Read through the data and count the lines that contain the string "dies"; give only the result.

*-*-*

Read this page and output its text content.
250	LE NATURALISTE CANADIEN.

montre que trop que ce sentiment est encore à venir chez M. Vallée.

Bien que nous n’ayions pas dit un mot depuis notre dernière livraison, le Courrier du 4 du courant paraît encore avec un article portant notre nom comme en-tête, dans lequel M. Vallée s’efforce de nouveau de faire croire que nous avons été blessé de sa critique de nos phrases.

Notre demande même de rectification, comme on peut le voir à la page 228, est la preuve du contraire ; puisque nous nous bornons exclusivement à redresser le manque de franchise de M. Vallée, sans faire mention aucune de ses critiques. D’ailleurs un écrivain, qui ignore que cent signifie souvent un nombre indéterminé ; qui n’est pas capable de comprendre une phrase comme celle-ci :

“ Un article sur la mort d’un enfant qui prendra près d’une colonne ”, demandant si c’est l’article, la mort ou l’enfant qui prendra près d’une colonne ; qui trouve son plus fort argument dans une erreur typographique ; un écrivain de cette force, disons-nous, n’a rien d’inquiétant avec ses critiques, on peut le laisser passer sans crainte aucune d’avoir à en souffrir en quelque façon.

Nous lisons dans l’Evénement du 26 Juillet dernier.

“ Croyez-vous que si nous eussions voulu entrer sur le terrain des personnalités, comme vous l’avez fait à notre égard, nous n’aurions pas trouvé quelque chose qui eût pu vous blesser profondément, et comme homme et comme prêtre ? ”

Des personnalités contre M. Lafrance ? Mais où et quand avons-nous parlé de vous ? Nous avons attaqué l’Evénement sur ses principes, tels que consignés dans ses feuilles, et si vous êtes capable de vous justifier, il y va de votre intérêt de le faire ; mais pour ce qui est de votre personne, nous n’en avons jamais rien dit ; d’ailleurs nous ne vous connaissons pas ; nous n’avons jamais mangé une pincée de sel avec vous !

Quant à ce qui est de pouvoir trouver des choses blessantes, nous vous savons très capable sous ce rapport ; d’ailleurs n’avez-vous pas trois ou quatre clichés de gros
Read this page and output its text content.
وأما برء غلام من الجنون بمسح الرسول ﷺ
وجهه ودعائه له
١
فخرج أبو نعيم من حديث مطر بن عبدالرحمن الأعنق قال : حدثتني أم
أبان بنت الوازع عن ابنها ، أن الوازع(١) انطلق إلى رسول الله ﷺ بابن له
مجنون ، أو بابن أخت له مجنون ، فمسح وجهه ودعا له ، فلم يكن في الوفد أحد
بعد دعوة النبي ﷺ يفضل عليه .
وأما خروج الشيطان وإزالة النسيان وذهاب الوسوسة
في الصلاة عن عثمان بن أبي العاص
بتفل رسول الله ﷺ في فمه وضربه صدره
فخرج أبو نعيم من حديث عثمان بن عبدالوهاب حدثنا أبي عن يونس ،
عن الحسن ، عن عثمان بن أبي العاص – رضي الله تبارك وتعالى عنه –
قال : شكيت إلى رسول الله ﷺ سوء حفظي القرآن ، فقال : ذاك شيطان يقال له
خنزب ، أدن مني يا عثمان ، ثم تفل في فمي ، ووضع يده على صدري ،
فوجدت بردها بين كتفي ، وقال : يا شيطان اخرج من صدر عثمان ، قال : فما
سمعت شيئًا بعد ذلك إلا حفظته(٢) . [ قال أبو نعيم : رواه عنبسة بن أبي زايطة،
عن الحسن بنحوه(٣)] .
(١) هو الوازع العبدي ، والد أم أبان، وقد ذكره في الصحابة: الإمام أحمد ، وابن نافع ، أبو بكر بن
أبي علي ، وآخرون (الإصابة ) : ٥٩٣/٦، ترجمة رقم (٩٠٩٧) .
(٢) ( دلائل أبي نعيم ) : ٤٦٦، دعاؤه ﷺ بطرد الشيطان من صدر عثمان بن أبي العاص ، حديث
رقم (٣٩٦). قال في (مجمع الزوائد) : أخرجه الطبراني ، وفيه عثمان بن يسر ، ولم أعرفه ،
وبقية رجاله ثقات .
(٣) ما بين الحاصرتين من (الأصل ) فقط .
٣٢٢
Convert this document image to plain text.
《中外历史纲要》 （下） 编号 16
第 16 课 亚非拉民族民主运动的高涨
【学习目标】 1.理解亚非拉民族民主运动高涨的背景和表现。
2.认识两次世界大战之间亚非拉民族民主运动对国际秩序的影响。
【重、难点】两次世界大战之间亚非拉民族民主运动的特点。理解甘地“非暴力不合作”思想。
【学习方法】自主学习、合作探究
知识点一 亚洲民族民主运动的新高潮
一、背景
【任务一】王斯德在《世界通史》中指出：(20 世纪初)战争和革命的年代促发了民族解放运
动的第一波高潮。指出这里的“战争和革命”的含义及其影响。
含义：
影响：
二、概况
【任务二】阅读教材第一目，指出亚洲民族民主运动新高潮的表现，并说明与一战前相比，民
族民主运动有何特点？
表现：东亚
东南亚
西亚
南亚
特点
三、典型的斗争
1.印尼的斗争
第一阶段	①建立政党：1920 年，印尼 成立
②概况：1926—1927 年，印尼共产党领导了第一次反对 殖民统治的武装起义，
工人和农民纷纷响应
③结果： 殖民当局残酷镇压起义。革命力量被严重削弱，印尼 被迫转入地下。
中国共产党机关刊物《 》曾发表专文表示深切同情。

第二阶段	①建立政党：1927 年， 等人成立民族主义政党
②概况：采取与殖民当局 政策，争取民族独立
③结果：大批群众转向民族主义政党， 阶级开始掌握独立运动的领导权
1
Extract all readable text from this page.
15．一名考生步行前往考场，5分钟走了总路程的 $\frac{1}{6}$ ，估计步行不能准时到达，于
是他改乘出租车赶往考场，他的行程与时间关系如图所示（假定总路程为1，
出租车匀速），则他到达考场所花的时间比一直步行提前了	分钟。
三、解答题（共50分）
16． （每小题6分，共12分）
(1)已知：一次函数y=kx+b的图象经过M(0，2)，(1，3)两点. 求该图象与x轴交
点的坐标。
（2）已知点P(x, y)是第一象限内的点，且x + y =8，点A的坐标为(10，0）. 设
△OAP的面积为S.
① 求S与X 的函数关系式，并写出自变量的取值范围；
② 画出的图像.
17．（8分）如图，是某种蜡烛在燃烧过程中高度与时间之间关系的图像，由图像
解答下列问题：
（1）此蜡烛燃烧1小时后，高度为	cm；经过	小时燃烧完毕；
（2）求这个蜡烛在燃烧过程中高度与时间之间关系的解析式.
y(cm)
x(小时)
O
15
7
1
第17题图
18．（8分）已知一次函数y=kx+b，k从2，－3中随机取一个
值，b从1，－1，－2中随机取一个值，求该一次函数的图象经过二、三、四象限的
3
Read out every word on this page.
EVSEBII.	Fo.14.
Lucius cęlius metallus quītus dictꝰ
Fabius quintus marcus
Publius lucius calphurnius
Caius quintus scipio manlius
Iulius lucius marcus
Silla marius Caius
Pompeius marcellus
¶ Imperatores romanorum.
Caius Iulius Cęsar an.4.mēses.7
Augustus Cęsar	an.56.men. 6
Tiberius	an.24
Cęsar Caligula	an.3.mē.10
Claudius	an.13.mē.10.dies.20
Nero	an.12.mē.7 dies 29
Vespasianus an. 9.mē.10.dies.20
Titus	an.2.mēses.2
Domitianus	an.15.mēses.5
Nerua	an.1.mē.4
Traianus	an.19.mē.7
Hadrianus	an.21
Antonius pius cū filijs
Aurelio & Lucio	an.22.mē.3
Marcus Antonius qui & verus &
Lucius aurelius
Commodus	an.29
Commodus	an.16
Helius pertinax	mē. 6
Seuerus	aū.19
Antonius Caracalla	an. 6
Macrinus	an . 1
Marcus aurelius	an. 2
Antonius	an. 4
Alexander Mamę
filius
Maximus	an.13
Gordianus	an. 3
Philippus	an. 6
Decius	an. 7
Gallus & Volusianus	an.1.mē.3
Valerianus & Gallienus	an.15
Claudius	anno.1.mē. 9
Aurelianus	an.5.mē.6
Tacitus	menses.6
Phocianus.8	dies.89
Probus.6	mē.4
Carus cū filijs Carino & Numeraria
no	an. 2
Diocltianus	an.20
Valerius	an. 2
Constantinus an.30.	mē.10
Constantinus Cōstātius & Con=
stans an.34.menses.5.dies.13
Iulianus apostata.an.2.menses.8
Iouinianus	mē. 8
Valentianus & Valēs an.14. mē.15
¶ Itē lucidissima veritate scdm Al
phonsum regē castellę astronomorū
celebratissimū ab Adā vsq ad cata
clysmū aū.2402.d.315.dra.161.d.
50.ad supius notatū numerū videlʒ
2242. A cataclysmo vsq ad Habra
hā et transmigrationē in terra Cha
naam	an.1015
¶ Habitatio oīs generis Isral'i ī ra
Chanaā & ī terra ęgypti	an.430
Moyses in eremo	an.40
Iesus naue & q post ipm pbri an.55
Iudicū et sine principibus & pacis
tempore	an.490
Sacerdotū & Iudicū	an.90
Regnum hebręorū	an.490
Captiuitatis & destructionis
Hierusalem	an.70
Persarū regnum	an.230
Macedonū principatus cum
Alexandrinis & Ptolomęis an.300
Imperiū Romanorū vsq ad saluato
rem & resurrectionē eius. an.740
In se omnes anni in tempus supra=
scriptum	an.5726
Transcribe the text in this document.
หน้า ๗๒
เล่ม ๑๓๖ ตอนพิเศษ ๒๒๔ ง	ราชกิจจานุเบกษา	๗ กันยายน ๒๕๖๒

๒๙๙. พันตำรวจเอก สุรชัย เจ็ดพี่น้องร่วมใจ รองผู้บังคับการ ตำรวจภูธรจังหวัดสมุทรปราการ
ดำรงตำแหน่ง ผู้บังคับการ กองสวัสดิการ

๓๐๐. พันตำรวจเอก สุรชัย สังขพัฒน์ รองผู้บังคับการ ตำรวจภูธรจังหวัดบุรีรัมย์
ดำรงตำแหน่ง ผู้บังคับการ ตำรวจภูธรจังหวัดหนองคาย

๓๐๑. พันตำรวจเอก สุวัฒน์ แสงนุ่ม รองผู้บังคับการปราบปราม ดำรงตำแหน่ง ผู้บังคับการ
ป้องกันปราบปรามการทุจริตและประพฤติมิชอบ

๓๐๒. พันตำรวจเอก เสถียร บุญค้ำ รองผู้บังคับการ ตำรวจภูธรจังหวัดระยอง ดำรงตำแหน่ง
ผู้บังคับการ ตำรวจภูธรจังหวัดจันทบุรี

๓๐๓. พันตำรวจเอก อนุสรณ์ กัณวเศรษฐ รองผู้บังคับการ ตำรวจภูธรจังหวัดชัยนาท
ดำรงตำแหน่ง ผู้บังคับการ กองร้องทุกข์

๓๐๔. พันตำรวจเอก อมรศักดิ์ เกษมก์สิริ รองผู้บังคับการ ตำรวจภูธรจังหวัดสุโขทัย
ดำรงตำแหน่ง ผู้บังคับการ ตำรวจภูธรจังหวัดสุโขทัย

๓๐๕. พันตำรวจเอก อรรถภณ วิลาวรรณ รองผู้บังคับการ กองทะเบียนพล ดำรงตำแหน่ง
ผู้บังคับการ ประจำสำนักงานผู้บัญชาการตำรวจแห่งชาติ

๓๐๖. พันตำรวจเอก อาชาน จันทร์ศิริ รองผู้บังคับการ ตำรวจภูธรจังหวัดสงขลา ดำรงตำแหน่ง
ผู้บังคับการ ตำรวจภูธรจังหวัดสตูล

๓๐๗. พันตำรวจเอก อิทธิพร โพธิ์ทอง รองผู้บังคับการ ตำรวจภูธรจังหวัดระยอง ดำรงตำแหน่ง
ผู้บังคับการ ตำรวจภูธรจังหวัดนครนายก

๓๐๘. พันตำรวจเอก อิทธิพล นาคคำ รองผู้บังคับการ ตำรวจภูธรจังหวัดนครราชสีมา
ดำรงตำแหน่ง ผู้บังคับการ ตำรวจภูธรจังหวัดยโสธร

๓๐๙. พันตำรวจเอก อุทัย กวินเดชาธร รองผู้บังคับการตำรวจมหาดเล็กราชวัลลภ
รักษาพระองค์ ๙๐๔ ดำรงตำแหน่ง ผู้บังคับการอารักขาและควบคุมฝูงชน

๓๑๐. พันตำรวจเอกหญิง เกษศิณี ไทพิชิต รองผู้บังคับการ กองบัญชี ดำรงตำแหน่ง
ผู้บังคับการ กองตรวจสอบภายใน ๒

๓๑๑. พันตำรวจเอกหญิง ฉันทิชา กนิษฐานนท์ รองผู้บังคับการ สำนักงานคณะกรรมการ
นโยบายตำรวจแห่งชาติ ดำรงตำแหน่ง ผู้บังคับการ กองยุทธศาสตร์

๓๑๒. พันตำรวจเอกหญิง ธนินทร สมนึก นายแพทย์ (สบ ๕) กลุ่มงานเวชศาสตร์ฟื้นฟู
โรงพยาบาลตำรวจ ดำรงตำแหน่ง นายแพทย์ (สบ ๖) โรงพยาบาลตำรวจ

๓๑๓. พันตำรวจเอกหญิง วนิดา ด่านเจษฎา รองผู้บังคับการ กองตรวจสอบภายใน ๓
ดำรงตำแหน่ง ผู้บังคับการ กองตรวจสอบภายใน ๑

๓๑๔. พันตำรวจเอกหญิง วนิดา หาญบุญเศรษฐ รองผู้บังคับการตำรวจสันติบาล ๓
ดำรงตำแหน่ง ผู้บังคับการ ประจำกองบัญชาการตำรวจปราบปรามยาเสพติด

*-*-*

SOLUTION FOR THIS TASK:
5